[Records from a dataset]

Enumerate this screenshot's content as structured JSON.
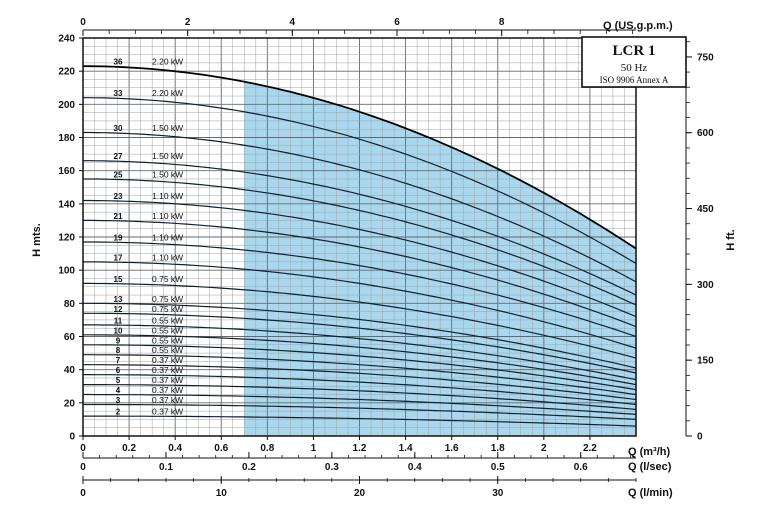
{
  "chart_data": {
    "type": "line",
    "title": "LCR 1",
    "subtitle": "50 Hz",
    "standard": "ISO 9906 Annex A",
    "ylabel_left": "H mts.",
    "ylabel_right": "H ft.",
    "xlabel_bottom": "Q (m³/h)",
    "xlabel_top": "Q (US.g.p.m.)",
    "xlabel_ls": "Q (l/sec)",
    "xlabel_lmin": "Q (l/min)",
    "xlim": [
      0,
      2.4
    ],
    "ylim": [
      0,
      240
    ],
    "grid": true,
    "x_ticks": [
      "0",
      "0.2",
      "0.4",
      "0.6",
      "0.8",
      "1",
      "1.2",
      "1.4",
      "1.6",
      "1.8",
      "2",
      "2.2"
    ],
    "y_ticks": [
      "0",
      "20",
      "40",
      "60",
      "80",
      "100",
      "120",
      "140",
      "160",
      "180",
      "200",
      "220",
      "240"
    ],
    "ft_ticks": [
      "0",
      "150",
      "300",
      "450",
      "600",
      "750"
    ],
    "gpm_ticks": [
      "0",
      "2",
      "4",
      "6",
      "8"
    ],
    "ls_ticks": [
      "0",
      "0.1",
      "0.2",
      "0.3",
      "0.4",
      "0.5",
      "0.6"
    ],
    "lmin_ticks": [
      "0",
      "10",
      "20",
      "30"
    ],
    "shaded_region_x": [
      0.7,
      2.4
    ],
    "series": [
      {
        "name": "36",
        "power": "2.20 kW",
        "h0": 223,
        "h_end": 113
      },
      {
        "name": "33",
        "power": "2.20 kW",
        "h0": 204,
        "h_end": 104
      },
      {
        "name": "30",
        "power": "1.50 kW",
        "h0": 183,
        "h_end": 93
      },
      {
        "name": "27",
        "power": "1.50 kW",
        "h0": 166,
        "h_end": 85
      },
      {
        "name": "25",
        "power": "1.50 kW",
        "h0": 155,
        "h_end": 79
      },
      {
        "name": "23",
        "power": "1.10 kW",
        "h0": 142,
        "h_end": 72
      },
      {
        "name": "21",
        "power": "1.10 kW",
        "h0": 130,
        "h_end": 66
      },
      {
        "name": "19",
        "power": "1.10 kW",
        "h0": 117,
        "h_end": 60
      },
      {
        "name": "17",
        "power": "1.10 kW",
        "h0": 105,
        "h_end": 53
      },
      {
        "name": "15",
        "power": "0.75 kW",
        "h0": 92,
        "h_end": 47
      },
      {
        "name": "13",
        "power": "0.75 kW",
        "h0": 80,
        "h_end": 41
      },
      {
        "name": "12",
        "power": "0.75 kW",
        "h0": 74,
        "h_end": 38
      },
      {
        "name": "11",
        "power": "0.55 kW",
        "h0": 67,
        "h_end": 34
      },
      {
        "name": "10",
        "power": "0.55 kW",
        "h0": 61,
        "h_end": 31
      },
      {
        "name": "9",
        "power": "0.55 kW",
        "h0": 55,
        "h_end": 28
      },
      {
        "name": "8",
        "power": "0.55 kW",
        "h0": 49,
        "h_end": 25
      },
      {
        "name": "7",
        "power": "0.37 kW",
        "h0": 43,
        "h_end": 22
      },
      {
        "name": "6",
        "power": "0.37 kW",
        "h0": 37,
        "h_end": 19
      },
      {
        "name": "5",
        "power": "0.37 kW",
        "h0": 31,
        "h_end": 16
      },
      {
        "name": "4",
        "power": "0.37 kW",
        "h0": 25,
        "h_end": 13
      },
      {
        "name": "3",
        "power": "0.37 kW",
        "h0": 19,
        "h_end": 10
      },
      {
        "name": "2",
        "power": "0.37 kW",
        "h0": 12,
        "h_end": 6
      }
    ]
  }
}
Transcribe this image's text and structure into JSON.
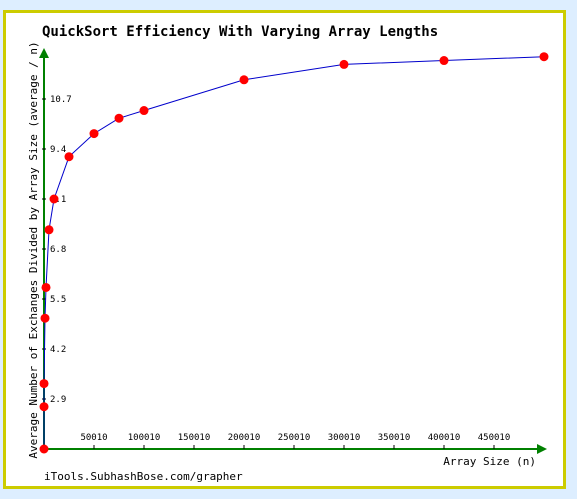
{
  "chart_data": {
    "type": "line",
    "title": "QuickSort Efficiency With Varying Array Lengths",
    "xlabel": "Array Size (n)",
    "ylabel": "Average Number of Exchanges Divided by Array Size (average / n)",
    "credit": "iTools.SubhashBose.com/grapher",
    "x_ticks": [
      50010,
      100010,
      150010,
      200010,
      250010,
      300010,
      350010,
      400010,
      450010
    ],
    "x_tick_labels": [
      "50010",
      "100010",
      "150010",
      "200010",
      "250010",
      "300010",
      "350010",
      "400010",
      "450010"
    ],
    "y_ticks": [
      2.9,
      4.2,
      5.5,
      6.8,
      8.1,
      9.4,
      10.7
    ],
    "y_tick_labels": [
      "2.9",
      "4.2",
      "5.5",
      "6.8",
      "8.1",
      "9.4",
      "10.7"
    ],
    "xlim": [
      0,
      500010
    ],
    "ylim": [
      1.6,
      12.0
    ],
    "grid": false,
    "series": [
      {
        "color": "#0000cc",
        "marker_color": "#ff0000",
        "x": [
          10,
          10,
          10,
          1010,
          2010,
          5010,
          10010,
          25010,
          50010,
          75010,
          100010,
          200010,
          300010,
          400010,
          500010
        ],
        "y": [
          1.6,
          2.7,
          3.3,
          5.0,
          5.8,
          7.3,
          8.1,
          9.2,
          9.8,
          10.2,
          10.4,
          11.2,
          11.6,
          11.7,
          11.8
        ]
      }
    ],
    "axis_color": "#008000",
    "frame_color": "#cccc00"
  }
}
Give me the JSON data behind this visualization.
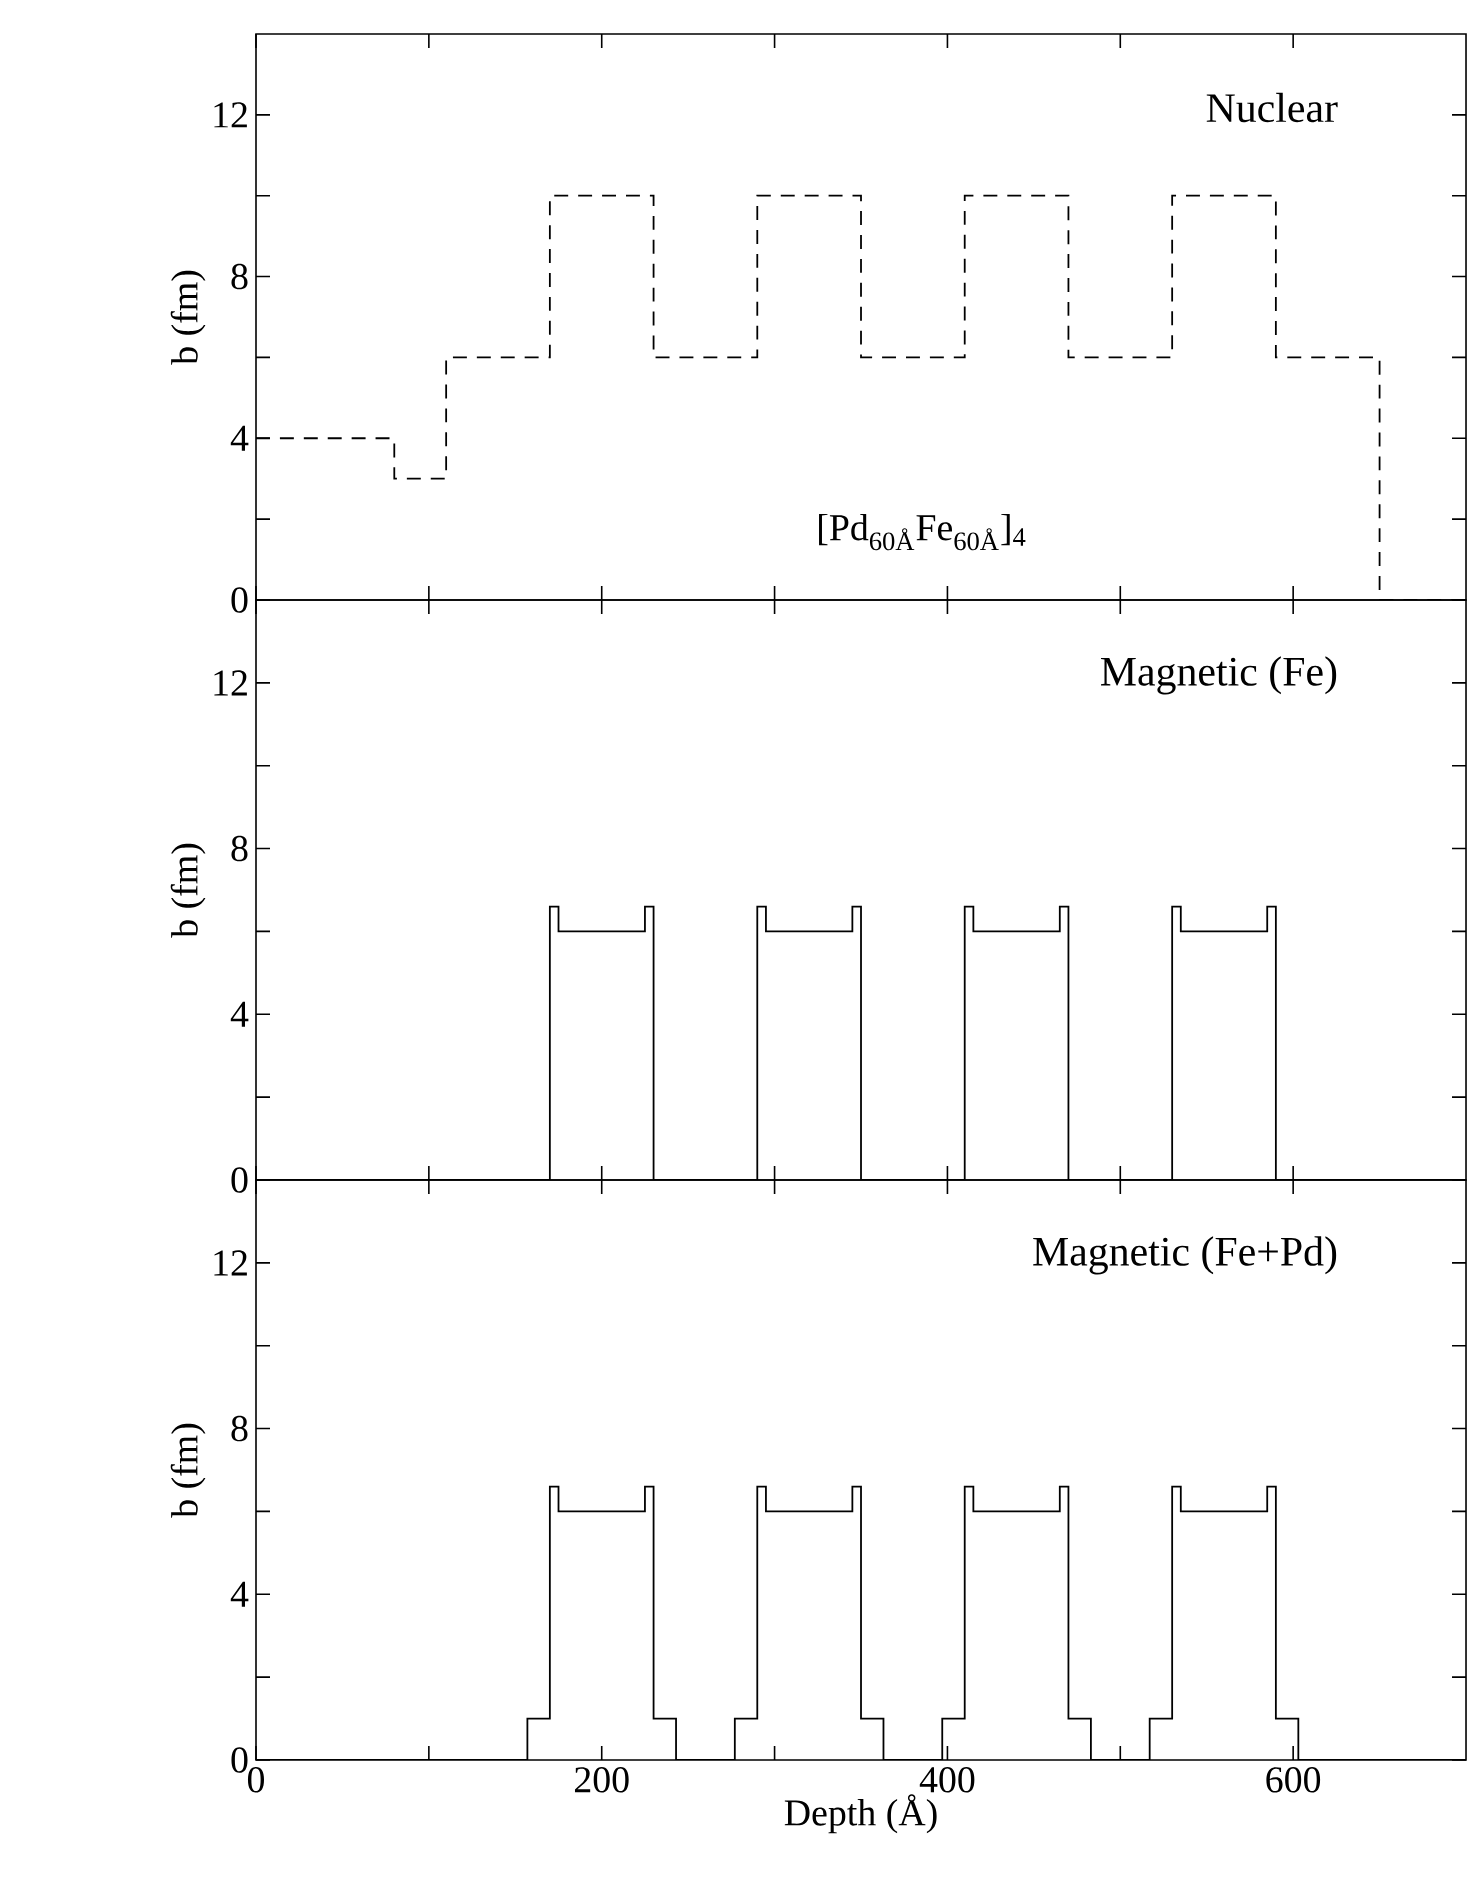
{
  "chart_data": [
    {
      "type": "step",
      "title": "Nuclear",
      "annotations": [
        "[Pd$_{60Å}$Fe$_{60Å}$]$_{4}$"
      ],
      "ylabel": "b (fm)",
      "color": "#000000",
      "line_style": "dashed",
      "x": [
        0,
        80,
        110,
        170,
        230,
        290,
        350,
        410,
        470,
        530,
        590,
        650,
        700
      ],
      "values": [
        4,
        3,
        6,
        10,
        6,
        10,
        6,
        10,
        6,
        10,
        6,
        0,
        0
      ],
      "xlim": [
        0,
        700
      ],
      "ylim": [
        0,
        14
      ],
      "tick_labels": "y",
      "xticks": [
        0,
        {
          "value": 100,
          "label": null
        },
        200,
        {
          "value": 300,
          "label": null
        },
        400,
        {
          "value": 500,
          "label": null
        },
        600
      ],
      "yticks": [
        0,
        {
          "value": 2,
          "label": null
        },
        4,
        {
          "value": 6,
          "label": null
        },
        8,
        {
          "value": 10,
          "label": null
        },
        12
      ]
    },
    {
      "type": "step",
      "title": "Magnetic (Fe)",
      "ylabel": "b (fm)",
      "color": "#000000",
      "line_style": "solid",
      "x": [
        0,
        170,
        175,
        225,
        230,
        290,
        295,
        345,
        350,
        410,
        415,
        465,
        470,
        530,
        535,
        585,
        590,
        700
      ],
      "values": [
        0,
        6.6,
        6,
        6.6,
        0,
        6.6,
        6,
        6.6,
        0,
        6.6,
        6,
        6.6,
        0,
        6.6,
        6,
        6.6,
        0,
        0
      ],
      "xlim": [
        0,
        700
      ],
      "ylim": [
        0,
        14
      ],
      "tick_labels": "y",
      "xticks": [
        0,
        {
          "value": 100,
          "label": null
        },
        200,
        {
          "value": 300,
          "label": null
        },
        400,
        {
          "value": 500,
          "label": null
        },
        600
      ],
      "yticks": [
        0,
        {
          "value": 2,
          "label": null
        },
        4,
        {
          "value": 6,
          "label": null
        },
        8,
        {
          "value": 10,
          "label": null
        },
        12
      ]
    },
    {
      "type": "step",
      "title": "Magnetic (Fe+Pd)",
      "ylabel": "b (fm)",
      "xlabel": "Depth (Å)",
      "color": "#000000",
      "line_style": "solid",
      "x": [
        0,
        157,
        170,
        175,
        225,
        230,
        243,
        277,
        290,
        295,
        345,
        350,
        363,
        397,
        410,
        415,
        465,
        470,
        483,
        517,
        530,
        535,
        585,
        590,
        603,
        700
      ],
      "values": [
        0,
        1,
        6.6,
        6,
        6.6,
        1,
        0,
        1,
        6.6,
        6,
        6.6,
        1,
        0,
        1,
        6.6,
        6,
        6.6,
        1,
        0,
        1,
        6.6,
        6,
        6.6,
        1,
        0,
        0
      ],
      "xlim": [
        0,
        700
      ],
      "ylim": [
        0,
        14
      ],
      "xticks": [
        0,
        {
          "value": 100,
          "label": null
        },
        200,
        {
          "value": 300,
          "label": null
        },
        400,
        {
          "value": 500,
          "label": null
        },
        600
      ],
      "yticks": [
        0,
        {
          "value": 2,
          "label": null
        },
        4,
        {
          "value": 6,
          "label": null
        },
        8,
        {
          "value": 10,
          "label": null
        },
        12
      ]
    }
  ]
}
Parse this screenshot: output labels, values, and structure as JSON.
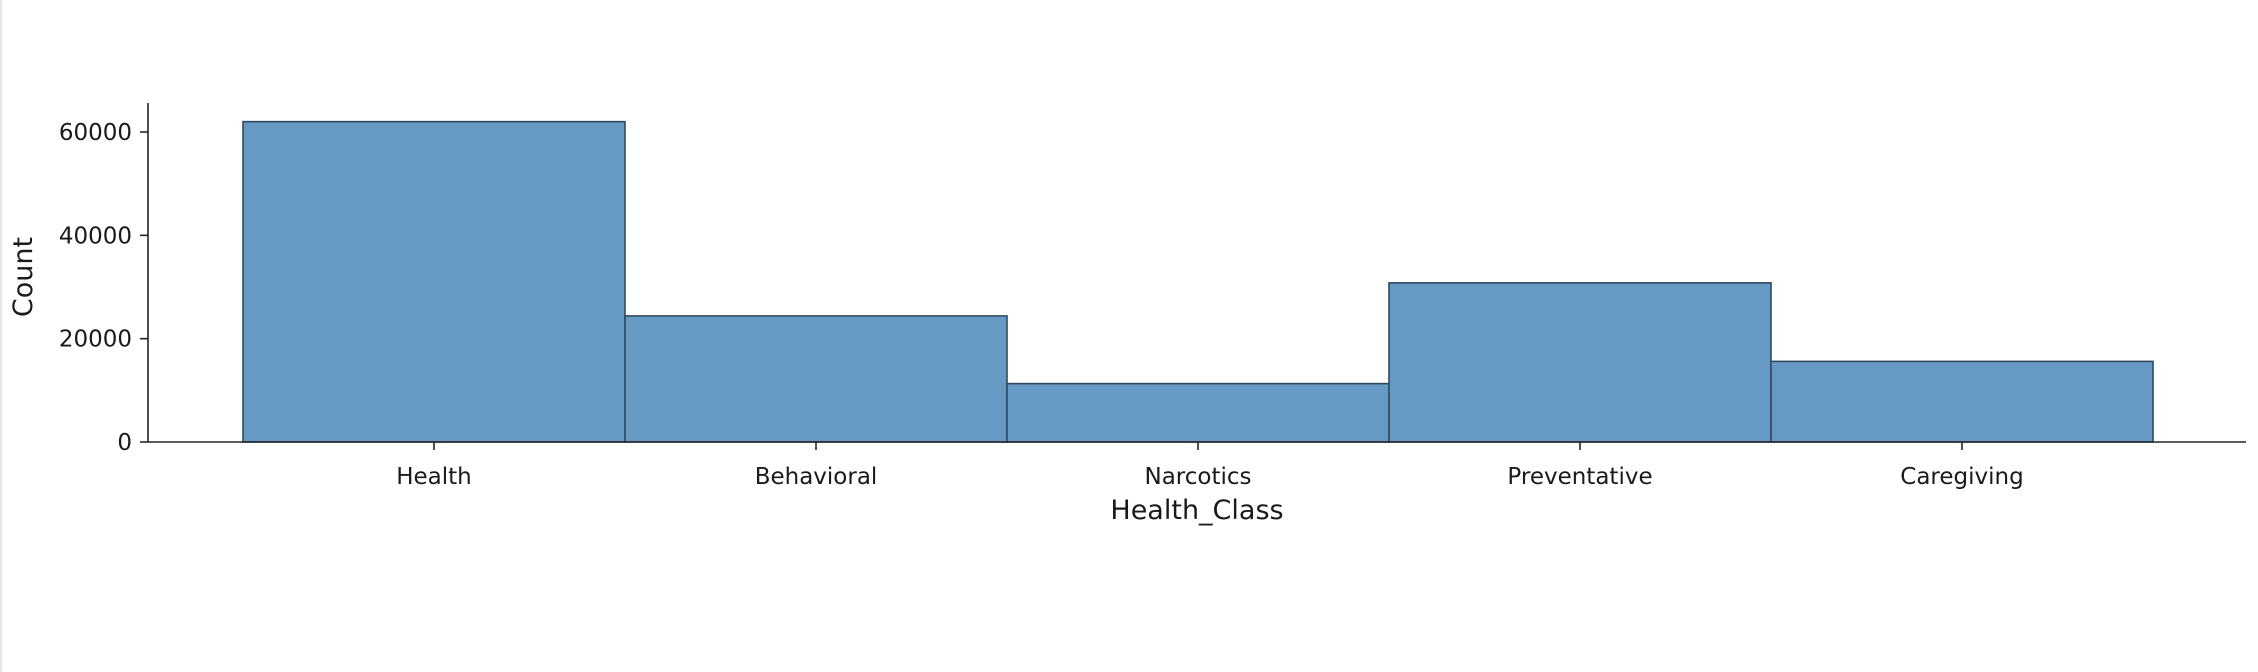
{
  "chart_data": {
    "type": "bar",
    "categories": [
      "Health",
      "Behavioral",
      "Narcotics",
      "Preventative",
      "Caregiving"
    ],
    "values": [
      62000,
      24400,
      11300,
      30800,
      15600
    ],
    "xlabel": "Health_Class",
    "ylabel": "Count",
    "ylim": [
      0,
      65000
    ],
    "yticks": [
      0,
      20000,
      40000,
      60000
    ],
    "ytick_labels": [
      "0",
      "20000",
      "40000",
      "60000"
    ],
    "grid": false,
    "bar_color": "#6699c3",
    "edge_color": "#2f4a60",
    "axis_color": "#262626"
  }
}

= OBJECTIVE =
Scan the lines for the string "Size". Copy out each line that matches.

= ANSWER TO THE TASK =
    "xlabel": "Array Size (n)",
    "ylabel": "Average Number of Exchanges Divided by Array Size (average / n)",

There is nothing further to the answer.